Extract the records below word for word and ignore the images.
⟨
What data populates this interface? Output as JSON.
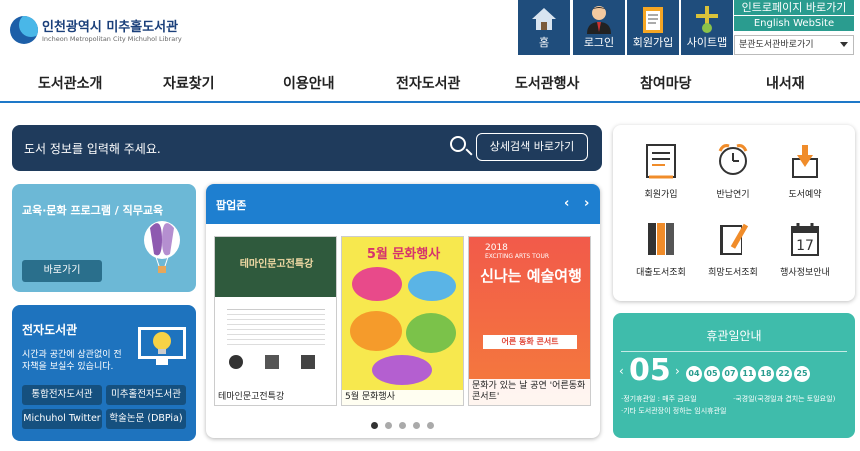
{
  "header": {
    "logo_title": "인천광역시 미추홀도서관",
    "logo_subtitle": "Incheon Metropolitan City Michuhol Library",
    "buttons": [
      {
        "label": "홈",
        "icon": "home-icon"
      },
      {
        "label": "로그인",
        "icon": "user-icon"
      },
      {
        "label": "회원가입",
        "icon": "clipboard-icon"
      },
      {
        "label": "사이트맵",
        "icon": "sitemap-icon"
      }
    ],
    "intro_link": "인트로페이지 바로가기",
    "english_link": "English WebSite",
    "branch_select": "분관도서관바로가기"
  },
  "nav": [
    "도서관소개",
    "자료찾기",
    "이용안내",
    "전자도서관",
    "도서관행사",
    "참여마당",
    "내서재"
  ],
  "search": {
    "placeholder": "도서 정보를 입력해 주세요.",
    "advanced": "상세검색 바로가기"
  },
  "edu": {
    "title": "교육·문화 프로그램 / 직무교육",
    "button": "바로가기"
  },
  "elib": {
    "title": "전자도서관",
    "desc": "시간과 공간에 상관없이 전자책을 보실수 있습니다.",
    "links": [
      "통합전자도서관",
      "미추홀전자도서관",
      "Michuhol Twitter",
      "학술논문 (DBPia)"
    ]
  },
  "popup": {
    "title": "팝업존",
    "prev": "‹",
    "next": "›",
    "posters": [
      {
        "headline": "테마인문고전특강",
        "caption": "테마인문고전특강"
      },
      {
        "headline": "5월 문화행사",
        "caption": "5월 문화행사"
      },
      {
        "headline": "신나는 예술여행",
        "caption": "문화가 있는 날 공연 '어른동화 콘서트'"
      }
    ],
    "poster_texts": {
      "p3_year": "2018",
      "p3_tour": "EXCITING ARTS TOUR",
      "p3_banner": "어른 동화 콘서트"
    }
  },
  "quick": [
    {
      "label": "회원가입",
      "icon": "board-icon"
    },
    {
      "label": "반납연기",
      "icon": "alarm-clock-icon"
    },
    {
      "label": "도서예약",
      "icon": "box-arrow-icon"
    },
    {
      "label": "대출도서조회",
      "icon": "books-icon"
    },
    {
      "label": "희망도서조회",
      "icon": "book-pencil-icon"
    },
    {
      "label": "행사정보안내",
      "icon": "calendar-icon"
    }
  ],
  "closed": {
    "title": "휴관일안내",
    "month": "05",
    "days": [
      "04",
      "05",
      "07",
      "11",
      "18",
      "22",
      "25"
    ],
    "note1": "·정기휴관일 : 매주 금요일",
    "note2": "·국경일(국경일과 겹치는 토일요일)",
    "note3": "·기타 도서관장이 정하는 임시휴관일"
  },
  "colors": {
    "navy": "#1f4d7c",
    "teal": "#3fbcab",
    "blue": "#1e7fd0"
  }
}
⟩
▶ **FULL ANSWER**
What data populates this interface? Output as JSON.
{
  "header": {
    "logo_title": "인천광역시 미추홀도서관",
    "logo_subtitle": "Incheon Metropolitan City Michuhol Library",
    "buttons": [
      {
        "label": "홈",
        "icon": "home-icon"
      },
      {
        "label": "로그인",
        "icon": "user-icon"
      },
      {
        "label": "회원가입",
        "icon": "clipboard-icon"
      },
      {
        "label": "사이트맵",
        "icon": "sitemap-icon"
      }
    ],
    "intro_link": "인트로페이지 바로가기",
    "english_link": "English WebSite",
    "branch_select": "분관도서관바로가기"
  },
  "nav": [
    "도서관소개",
    "자료찾기",
    "이용안내",
    "전자도서관",
    "도서관행사",
    "참여마당",
    "내서재"
  ],
  "search": {
    "placeholder": "도서 정보를 입력해 주세요.",
    "advanced": "상세검색 바로가기"
  },
  "edu": {
    "title": "교육·문화 프로그램 / 직무교육",
    "button": "바로가기"
  },
  "elib": {
    "title": "전자도서관",
    "desc": "시간과 공간에 상관없이 전자책을 보실수 있습니다.",
    "links": [
      "통합전자도서관",
      "미추홀전자도서관",
      "Michuhol Twitter",
      "학술논문 (DBPia)"
    ]
  },
  "popup": {
    "title": "팝업존",
    "prev": "‹",
    "next": "›",
    "posters": [
      {
        "headline": "테마인문고전특강",
        "caption": "테마인문고전특강"
      },
      {
        "headline": "5월 문화행사",
        "caption": "5월 문화행사"
      },
      {
        "headline": "신나는 예술여행",
        "caption": "문화가 있는 날 공연 '어른동화 콘서트'"
      }
    ],
    "poster_texts": {
      "p3_year": "2018",
      "p3_tour": "EXCITING ARTS TOUR",
      "p3_banner": "어른 동화 콘서트"
    }
  },
  "quick": [
    {
      "label": "회원가입",
      "icon": "board-icon"
    },
    {
      "label": "반납연기",
      "icon": "alarm-clock-icon"
    },
    {
      "label": "도서예약",
      "icon": "box-arrow-icon"
    },
    {
      "label": "대출도서조회",
      "icon": "books-icon"
    },
    {
      "label": "희망도서조회",
      "icon": "book-pencil-icon"
    },
    {
      "label": "행사정보안내",
      "icon": "calendar-icon"
    }
  ],
  "closed": {
    "title": "휴관일안내",
    "month": "05",
    "days": [
      "04",
      "05",
      "07",
      "11",
      "18",
      "22",
      "25"
    ],
    "note1": "·정기휴관일 : 매주 금요일",
    "note2": "·국경일(국경일과 겹치는 토일요일)",
    "note3": "·기타 도서관장이 정하는 임시휴관일"
  },
  "colors": {
    "navy": "#1f4d7c",
    "teal": "#3fbcab",
    "blue": "#1e7fd0"
  }
}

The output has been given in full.